Short problem:
All records below must be retyped exactly.

Exercise material:
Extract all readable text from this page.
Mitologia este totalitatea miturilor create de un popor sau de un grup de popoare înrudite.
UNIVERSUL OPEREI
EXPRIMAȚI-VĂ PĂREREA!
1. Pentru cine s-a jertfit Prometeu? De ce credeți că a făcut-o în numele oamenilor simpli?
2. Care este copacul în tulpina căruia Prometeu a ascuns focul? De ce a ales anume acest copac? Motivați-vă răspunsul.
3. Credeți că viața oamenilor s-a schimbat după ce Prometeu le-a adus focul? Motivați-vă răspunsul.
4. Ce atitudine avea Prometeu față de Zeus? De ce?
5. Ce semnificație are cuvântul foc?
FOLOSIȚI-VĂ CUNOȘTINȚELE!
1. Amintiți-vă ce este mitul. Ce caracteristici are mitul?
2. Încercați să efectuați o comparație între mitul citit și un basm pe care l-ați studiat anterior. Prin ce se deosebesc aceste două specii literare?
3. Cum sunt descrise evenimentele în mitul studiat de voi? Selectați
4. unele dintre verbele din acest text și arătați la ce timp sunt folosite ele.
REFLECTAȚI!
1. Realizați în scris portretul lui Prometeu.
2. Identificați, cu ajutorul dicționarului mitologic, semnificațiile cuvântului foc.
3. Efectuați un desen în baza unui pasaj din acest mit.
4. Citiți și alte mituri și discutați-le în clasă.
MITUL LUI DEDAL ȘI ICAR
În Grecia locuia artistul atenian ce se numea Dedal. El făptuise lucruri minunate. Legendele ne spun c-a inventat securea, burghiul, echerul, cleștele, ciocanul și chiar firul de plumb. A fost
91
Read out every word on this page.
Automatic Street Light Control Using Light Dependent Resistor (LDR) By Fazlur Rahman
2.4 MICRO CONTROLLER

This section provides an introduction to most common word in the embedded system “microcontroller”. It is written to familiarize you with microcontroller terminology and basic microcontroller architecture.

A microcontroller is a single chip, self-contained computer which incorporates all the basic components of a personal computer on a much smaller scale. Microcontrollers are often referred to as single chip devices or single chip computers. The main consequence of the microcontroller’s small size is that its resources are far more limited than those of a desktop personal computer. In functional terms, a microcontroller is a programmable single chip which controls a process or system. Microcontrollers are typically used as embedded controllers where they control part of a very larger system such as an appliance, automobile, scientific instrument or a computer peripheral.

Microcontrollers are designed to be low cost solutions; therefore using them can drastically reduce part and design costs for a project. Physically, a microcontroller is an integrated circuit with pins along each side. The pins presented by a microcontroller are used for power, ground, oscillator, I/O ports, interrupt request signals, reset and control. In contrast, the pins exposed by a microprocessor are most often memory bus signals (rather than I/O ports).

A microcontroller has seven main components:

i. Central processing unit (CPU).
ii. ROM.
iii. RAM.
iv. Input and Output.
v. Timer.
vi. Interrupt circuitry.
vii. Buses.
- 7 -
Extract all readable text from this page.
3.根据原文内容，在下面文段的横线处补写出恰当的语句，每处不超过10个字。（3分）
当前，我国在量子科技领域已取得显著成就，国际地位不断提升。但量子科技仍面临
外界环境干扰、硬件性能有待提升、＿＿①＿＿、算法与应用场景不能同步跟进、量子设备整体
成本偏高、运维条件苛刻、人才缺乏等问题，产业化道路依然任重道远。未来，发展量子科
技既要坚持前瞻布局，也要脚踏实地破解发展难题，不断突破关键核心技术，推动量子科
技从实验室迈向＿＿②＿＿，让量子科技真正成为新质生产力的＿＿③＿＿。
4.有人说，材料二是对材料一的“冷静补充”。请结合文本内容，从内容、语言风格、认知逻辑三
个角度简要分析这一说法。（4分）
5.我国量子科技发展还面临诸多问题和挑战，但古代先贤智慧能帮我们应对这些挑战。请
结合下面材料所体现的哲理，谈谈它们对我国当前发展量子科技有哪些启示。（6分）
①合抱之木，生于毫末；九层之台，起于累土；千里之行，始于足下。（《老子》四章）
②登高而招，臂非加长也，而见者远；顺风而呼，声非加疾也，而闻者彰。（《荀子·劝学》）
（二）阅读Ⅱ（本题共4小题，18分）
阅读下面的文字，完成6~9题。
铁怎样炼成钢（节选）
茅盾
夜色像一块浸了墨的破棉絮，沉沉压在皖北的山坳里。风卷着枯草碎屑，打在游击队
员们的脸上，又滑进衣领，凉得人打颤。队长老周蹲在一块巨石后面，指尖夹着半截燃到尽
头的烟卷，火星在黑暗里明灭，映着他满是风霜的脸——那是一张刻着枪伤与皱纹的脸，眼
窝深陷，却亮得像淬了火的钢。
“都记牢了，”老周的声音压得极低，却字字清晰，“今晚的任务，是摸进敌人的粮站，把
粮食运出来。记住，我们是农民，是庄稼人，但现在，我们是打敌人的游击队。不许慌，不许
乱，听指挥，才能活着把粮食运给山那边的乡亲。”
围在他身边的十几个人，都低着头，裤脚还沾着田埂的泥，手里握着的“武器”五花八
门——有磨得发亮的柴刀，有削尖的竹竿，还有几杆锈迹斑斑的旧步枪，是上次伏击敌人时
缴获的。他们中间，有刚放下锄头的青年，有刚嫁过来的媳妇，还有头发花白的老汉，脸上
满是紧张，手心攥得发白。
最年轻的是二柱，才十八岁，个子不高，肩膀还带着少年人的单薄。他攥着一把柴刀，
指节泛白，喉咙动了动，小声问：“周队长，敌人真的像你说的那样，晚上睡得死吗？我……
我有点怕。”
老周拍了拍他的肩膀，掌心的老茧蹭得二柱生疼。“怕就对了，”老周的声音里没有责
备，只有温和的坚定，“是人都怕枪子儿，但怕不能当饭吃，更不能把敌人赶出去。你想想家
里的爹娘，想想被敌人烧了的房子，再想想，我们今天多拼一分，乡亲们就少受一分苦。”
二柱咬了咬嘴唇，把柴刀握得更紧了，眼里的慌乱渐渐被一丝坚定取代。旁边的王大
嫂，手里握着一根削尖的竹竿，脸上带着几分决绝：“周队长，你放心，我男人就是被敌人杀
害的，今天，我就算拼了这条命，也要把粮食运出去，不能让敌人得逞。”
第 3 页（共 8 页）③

Written solution:
Extract all readable text from this page.
Mitologia este totalitatea miturilor create de un popor sau de un grup de popoare înrudite.
UNIVERSUL OPEREI
EXPRIMAȚI-VĂ PĂREREA!
1. Pentru cine s-a jertfit Prometeu? De ce credeți că a făcut-o în numele oamenilor simpli?
2. Care este copacul în tulpina căruia Prometeu a ascuns focul? De ce a ales anume acest copac? Motivați-vă răspunsul.
3. Credeți că viața oamenilor s-a schimbat după ce Prometeu le-a adus focul? Motivați-vă răspunsul.
4. Ce atitudine avea Prometeu față de Zeus? De ce?
5. Ce semnificație are cuvântul foc?
FOLOSIȚI-VĂ CUNOȘTINȚELE!
1. Amintiți-vă ce este mitul. Ce caracteristici are mitul?
2. Încercați să efectuați o comparație între mitul citit și un basm pe care l-ați studiat anterior. Prin ce se deosebesc aceste două specii literare?
3. Cum sunt descrise evenimentele în mitul studiat de voi? Selectați
4. unele dintre verbele din acest text și arătați la ce timp sunt folosite ele.
REFLECTAȚI!
1. Realizați în scris portretul lui Prometeu.
2. Identificați, cu ajutorul dicționarului mitologic, semnificațiile cuvântului foc.
3. Efectuați un desen în baza unui pasaj din acest mit.
4. Citiți și alte mituri și discutați-le în clasă.
MITUL LUI DEDAL ȘI ICAR
În Grecia locuia artistul atenian ce se numea Dedal. El făptuise lucruri minunate. Legendele ne spun c-a inventat securea, burghiul, echerul, cleștele, ciocanul și chiar firul de plumb. A fost
91
Read out every word on this page.
Automatic Street Light Control Using Light Dependent Resistor (LDR) By Fazlur Rahman
2.4 MICRO CONTROLLER

This section provides an introduction to most common word in the embedded system “microcontroller”. It is written to familiarize you with microcontroller terminology and basic microcontroller architecture.

A microcontroller is a single chip, self-contained computer which incorporates all the basic components of a personal computer on a much smaller scale. Microcontrollers are often referred to as single chip devices or single chip computers. The main consequence of the microcontroller’s small size is that its resources are far more limited than those of a desktop personal computer. In functional terms, a microcontroller is a programmable single chip which controls a process or system. Microcontrollers are typically used as embedded controllers where they control part of a very larger system such as an appliance, automobile, scientific instrument or a computer peripheral.

Microcontrollers are designed to be low cost solutions; therefore using them can drastically reduce part and design costs for a project. Physically, a microcontroller is an integrated circuit with pins along each side. The pins presented by a microcontroller are used for power, ground, oscillator, I/O ports, interrupt request signals, reset and control. In contrast, the pins exposed by a microprocessor are most often memory bus signals (rather than I/O ports).

A microcontroller has seven main components:

i. Central processing unit (CPU).
ii. ROM.
iii. RAM.
iv. Input and Output.
v. Timer.
vi. Interrupt circuitry.
vii. Buses.
- 7 -
Extract all readable text from this page.
3.根据原文内容，在下面文段的横线处补写出恰当的语句，每处不超过10个字。（3分）
当前，我国在量子科技领域已取得显著成就，国际地位不断提升。但量子科技仍面临
外界环境干扰、硬件性能有待提升、＿＿①＿＿、算法与应用场景不能同步跟进、量子设备整体
成本偏高、运维条件苛刻、人才缺乏等问题，产业化道路依然任重道远。未来，发展量子科
技既要坚持前瞻布局，也要脚踏实地破解发展难题，不断突破关键核心技术，推动量子科
技从实验室迈向＿＿②＿＿，让量子科技真正成为新质生产力的＿＿③＿＿。
4.有人说，材料二是对材料一的“冷静补充”。请结合文本内容，从内容、语言风格、认知逻辑三
个角度简要分析这一说法。（4分）
5.我国量子科技发展还面临诸多问题和挑战，但古代先贤智慧能帮我们应对这些挑战。请
结合下面材料所体现的哲理，谈谈它们对我国当前发展量子科技有哪些启示。（6分）
①合抱之木，生于毫末；九层之台，起于累土；千里之行，始于足下。（《老子》四章）
②登高而招，臂非加长也，而见者远；顺风而呼，声非加疾也，而闻者彰。（《荀子·劝学》）
（二）阅读Ⅱ（本题共4小题，18分）
阅读下面的文字，完成6~9题。
铁怎样炼成钢（节选）
茅盾
夜色像一块浸了墨的破棉絮，沉沉压在皖北的山坳里。风卷着枯草碎屑，打在游击队
员们的脸上，又滑进衣领，凉得人打颤。队长老周蹲在一块巨石后面，指尖夹着半截燃到尽
头的烟卷，火星在黑暗里明灭，映着他满是风霜的脸——那是一张刻着枪伤与皱纹的脸，眼
窝深陷，却亮得像淬了火的钢。
“都记牢了，”老周的声音压得极低，却字字清晰，“今晚的任务，是摸进敌人的粮站，把
粮食运出来。记住，我们是农民，是庄稼人，但现在，我们是打敌人的游击队。不许慌，不许
乱，听指挥，才能活着把粮食运给山那边的乡亲。”
围在他身边的十几个人，都低着头，裤脚还沾着田埂的泥，手里握着的“武器”五花八
门——有磨得发亮的柴刀，有削尖的竹竿，还有几杆锈迹斑斑的旧步枪，是上次伏击敌人时
缴获的。他们中间，有刚放下锄头的青年，有刚嫁过来的媳妇，还有头发花白的老汉，脸上
满是紧张，手心攥得发白。
最年轻的是二柱，才十八岁，个子不高，肩膀还带着少年人的单薄。他攥着一把柴刀，
指节泛白，喉咙动了动，小声问：“周队长，敌人真的像你说的那样，晚上睡得死吗？我……
我有点怕。”
老周拍了拍他的肩膀，掌心的老茧蹭得二柱生疼。“怕就对了，”老周的声音里没有责
备，只有温和的坚定，“是人都怕枪子儿，但怕不能当饭吃，更不能把敌人赶出去。你想想家
里的爹娘，想想被敌人烧了的房子，再想想，我们今天多拼一分，乡亲们就少受一分苦。”
二柱咬了咬嘴唇，把柴刀握得更紧了，眼里的慌乱渐渐被一丝坚定取代。旁边的王大
嫂，手里握着一根削尖的竹竿，脸上带着几分决绝：“周队长，你放心，我男人就是被敌人杀
害的，今天，我就算拼了这条命，也要把粮食运出去，不能让敌人得逞。”
第 3 页（共 8 页）③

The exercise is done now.